[DATASET]
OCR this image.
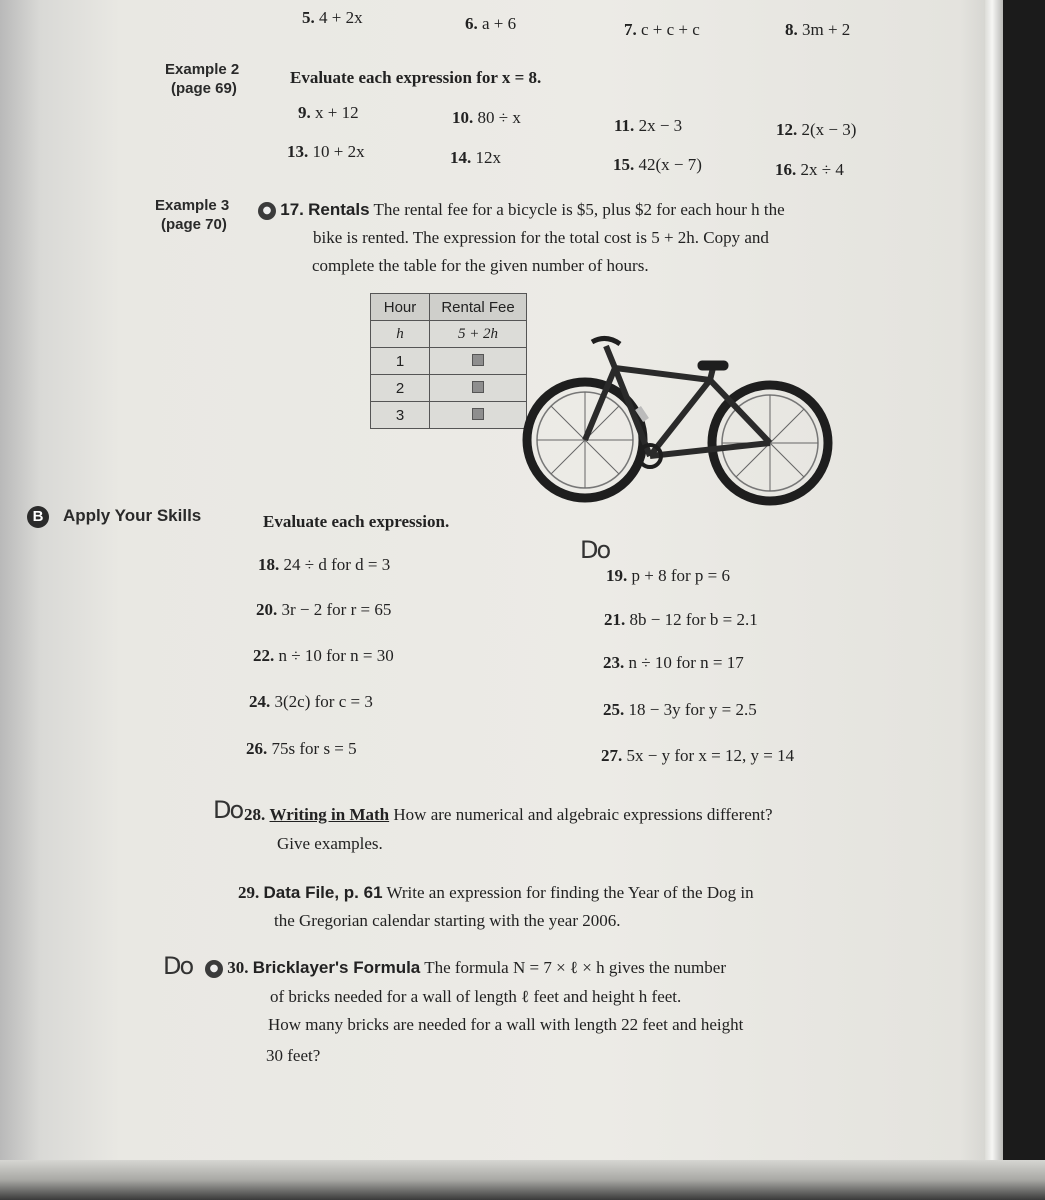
5. 4 + 2x	6. a + 6	7. c + c + c	8. 3m + 2
Example 2
(page 69)
Evaluate each expression for x = 8.
9. x + 12	10. 80 ÷ x	11. 2x − 3	12. 2(x − 3)
13. 10 + 2x	14. 12x	15. 42(x − 7)	16. 2x ÷ 4
Example 3
(page 70)
● 17. Rentals The rental fee for a bicycle is $5, plus $2 for each hour h the
bike is rented. The expression for the total cost is 5 + 2h. Copy and
complete the table for the given number of hours.
Hour	Rental Fee
h	5 + 2h
1	
2	
3	
B Apply Your Skills	Evaluate each expression.
Do
18. 24 ÷ d for d = 3
19. p + 8 for p = 6
20. 3r − 2 for r = 65
21. 8b − 12 for b = 2.1
22. n ÷ 10 for n = 30	23. n ÷ 10 for n = 17
24. 3(2c) for c = 3	25. 18 − 3y for y = 2.5
26. 75s for s = 5	27. 5x − y for x = 12, y = 14
Do 28. Writing in Math How are numerical and algebraic expressions different?
Give examples.
29. Data File, p. 61 Write an expression for finding the Year of the Dog in
the Gregorian calendar starting with the year 2006.
Do	● 30. Bricklayer's Formula The formula N = 7 × ℓ × h gives the number
of bricks needed for a wall of length ℓ feet and height h feet.
How many bricks are needed for a wall with length 22 feet and height
30 feet?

[GOAL OF THE EXERCISE]
Restate each entry word for word, leaving out any pictures.

[IN RESPONSE]
OCR this image.
5. 4 + 2x	6. a + 6	7. c + c + c	8. 3m + 2
Example 2
(page 69)
Evaluate each expression for x = 8.
9. x + 12	10. 80 ÷ x	11. 2x − 3	12. 2(x − 3)
13. 10 + 2x	14. 12x	15. 42(x − 7)	16. 2x ÷ 4
Example 3
(page 70)
● 17. Rentals The rental fee for a bicycle is $5, plus $2 for each hour h the
bike is rented. The expression for the total cost is 5 + 2h. Copy and
complete the table for the given number of hours.
Hour	Rental Fee
h	5 + 2h
1	
2	
3	
B Apply Your Skills	Evaluate each expression.
Do
18. 24 ÷ d for d = 3
19. p + 8 for p = 6
20. 3r − 2 for r = 65
21. 8b − 12 for b = 2.1
22. n ÷ 10 for n = 30	23. n ÷ 10 for n = 17
24. 3(2c) for c = 3	25. 18 − 3y for y = 2.5
26. 75s for s = 5	27. 5x − y for x = 12, y = 14
Do 28. Writing in Math How are numerical and algebraic expressions different?
Give examples.
29. Data File, p. 61 Write an expression for finding the Year of the Dog in
the Gregorian calendar starting with the year 2006.
Do	● 30. Bricklayer's Formula The formula N = 7 × ℓ × h gives the number
of bricks needed for a wall of length ℓ feet and height h feet.
How many bricks are needed for a wall with length 22 feet and height
30 feet?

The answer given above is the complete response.